======== Information provided ========

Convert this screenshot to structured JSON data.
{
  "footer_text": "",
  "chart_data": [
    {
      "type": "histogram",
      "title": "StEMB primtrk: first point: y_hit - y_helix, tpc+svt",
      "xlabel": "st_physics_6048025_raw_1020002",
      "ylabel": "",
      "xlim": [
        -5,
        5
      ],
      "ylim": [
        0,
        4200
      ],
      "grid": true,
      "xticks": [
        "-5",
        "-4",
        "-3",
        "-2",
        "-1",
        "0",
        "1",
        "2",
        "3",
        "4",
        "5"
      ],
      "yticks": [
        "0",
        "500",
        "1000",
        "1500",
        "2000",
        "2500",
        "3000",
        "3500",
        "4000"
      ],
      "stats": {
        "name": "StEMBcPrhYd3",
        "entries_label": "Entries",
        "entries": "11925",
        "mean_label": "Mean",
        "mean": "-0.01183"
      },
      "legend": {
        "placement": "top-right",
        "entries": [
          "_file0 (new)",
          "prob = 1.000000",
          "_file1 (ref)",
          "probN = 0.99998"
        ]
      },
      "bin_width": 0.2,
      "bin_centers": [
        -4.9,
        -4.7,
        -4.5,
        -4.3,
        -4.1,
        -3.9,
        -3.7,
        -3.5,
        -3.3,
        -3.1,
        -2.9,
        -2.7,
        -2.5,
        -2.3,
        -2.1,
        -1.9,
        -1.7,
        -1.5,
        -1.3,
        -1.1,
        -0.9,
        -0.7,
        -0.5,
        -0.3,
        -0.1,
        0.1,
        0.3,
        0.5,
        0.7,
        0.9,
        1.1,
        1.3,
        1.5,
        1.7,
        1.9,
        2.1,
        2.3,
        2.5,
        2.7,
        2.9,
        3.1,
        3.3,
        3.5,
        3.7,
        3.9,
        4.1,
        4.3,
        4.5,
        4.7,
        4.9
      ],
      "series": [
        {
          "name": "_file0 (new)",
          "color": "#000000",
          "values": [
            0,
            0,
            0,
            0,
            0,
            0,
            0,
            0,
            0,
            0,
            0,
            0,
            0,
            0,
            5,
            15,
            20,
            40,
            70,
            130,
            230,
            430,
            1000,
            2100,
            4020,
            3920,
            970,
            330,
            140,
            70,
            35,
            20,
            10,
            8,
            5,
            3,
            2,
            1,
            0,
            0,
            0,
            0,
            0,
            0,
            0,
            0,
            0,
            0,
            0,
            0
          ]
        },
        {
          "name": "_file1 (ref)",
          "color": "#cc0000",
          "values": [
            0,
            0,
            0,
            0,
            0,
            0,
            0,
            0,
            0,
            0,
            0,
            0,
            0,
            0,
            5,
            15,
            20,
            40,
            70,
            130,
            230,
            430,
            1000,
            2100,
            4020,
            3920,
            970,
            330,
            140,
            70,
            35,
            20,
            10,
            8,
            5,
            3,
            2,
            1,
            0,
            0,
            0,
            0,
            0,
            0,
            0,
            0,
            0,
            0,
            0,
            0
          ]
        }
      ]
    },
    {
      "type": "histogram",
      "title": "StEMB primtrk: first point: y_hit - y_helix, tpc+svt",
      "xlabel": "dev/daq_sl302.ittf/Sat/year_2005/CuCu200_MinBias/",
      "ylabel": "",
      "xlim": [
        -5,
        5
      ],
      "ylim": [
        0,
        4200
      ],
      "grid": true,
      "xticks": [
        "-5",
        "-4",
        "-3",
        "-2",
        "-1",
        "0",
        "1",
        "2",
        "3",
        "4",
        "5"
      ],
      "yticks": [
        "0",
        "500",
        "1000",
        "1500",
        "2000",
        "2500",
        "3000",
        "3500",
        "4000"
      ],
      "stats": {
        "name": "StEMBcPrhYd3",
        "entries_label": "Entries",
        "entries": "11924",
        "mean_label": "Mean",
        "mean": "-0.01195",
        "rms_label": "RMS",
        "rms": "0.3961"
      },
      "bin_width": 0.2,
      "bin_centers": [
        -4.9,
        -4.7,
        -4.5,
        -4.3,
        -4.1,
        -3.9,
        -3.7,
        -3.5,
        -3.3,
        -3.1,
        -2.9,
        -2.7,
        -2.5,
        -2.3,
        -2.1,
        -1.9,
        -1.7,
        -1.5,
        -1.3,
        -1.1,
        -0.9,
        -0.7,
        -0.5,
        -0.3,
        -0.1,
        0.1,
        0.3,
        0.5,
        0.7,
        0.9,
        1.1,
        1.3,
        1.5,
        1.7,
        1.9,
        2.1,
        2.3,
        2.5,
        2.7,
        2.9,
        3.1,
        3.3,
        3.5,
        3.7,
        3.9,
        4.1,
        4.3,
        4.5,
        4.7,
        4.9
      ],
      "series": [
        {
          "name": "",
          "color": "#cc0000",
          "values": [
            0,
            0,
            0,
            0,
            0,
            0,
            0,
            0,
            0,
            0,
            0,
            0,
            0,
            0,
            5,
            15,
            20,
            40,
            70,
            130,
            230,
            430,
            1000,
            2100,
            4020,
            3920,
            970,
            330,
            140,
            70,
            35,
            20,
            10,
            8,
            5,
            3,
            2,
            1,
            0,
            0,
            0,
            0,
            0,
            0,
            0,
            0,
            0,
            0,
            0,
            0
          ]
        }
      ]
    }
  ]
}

========

### What the exercise asks:
Each record above should be returned exactly as it appears.

### Answer for the task:
Convert this screenshot to structured JSON data.
{
  "footer_text": "",
  "chart_data": [
    {
      "type": "histogram",
      "title": "StEMB primtrk: first point: y_hit - y_helix, tpc+svt",
      "xlabel": "st_physics_6048025_raw_1020002",
      "ylabel": "",
      "xlim": [
        -5,
        5
      ],
      "ylim": [
        0,
        4200
      ],
      "grid": true,
      "xticks": [
        "-5",
        "-4",
        "-3",
        "-2",
        "-1",
        "0",
        "1",
        "2",
        "3",
        "4",
        "5"
      ],
      "yticks": [
        "0",
        "500",
        "1000",
        "1500",
        "2000",
        "2500",
        "3000",
        "3500",
        "4000"
      ],
      "stats": {
        "name": "StEMBcPrhYd3",
        "entries_label": "Entries",
        "entries": "11925",
        "mean_label": "Mean",
        "mean": "-0.01183"
      },
      "legend": {
        "placement": "top-right",
        "entries": [
          "_file0 (new)",
          "prob = 1.000000",
          "_file1 (ref)",
          "probN = 0.99998"
        ]
      },
      "bin_width": 0.2,
      "bin_centers": [
        -4.9,
        -4.7,
        -4.5,
        -4.3,
        -4.1,
        -3.9,
        -3.7,
        -3.5,
        -3.3,
        -3.1,
        -2.9,
        -2.7,
        -2.5,
        -2.3,
        -2.1,
        -1.9,
        -1.7,
        -1.5,
        -1.3,
        -1.1,
        -0.9,
        -0.7,
        -0.5,
        -0.3,
        -0.1,
        0.1,
        0.3,
        0.5,
        0.7,
        0.9,
        1.1,
        1.3,
        1.5,
        1.7,
        1.9,
        2.1,
        2.3,
        2.5,
        2.7,
        2.9,
        3.1,
        3.3,
        3.5,
        3.7,
        3.9,
        4.1,
        4.3,
        4.5,
        4.7,
        4.9
      ],
      "series": [
        {
          "name": "_file0 (new)",
          "color": "#000000",
          "values": [
            0,
            0,
            0,
            0,
            0,
            0,
            0,
            0,
            0,
            0,
            0,
            0,
            0,
            0,
            5,
            15,
            20,
            40,
            70,
            130,
            230,
            430,
            1000,
            2100,
            4020,
            3920,
            970,
            330,
            140,
            70,
            35,
            20,
            10,
            8,
            5,
            3,
            2,
            1,
            0,
            0,
            0,
            0,
            0,
            0,
            0,
            0,
            0,
            0,
            0,
            0
          ]
        },
        {
          "name": "_file1 (ref)",
          "color": "#cc0000",
          "values": [
            0,
            0,
            0,
            0,
            0,
            0,
            0,
            0,
            0,
            0,
            0,
            0,
            0,
            0,
            5,
            15,
            20,
            40,
            70,
            130,
            230,
            430,
            1000,
            2100,
            4020,
            3920,
            970,
            330,
            140,
            70,
            35,
            20,
            10,
            8,
            5,
            3,
            2,
            1,
            0,
            0,
            0,
            0,
            0,
            0,
            0,
            0,
            0,
            0,
            0,
            0
          ]
        }
      ]
    },
    {
      "type": "histogram",
      "title": "StEMB primtrk: first point: y_hit - y_helix, tpc+svt",
      "xlabel": "dev/daq_sl302.ittf/Sat/year_2005/CuCu200_MinBias/",
      "ylabel": "",
      "xlim": [
        -5,
        5
      ],
      "ylim": [
        0,
        4200
      ],
      "grid": true,
      "xticks": [
        "-5",
        "-4",
        "-3",
        "-2",
        "-1",
        "0",
        "1",
        "2",
        "3",
        "4",
        "5"
      ],
      "yticks": [
        "0",
        "500",
        "1000",
        "1500",
        "2000",
        "2500",
        "3000",
        "3500",
        "4000"
      ],
      "stats": {
        "name": "StEMBcPrhYd3",
        "entries_label": "Entries",
        "entries": "11924",
        "mean_label": "Mean",
        "mean": "-0.01195",
        "rms_label": "RMS",
        "rms": "0.3961"
      },
      "bin_width": 0.2,
      "bin_centers": [
        -4.9,
        -4.7,
        -4.5,
        -4.3,
        -4.1,
        -3.9,
        -3.7,
        -3.5,
        -3.3,
        -3.1,
        -2.9,
        -2.7,
        -2.5,
        -2.3,
        -2.1,
        -1.9,
        -1.7,
        -1.5,
        -1.3,
        -1.1,
        -0.9,
        -0.7,
        -0.5,
        -0.3,
        -0.1,
        0.1,
        0.3,
        0.5,
        0.7,
        0.9,
        1.1,
        1.3,
        1.5,
        1.7,
        1.9,
        2.1,
        2.3,
        2.5,
        2.7,
        2.9,
        3.1,
        3.3,
        3.5,
        3.7,
        3.9,
        4.1,
        4.3,
        4.5,
        4.7,
        4.9
      ],
      "series": [
        {
          "name": "",
          "color": "#cc0000",
          "values": [
            0,
            0,
            0,
            0,
            0,
            0,
            0,
            0,
            0,
            0,
            0,
            0,
            0,
            0,
            5,
            15,
            20,
            40,
            70,
            130,
            230,
            430,
            1000,
            2100,
            4020,
            3920,
            970,
            330,
            140,
            70,
            35,
            20,
            10,
            8,
            5,
            3,
            2,
            1,
            0,
            0,
            0,
            0,
            0,
            0,
            0,
            0,
            0,
            0,
            0,
            0
          ]
        }
      ]
    }
  ]
}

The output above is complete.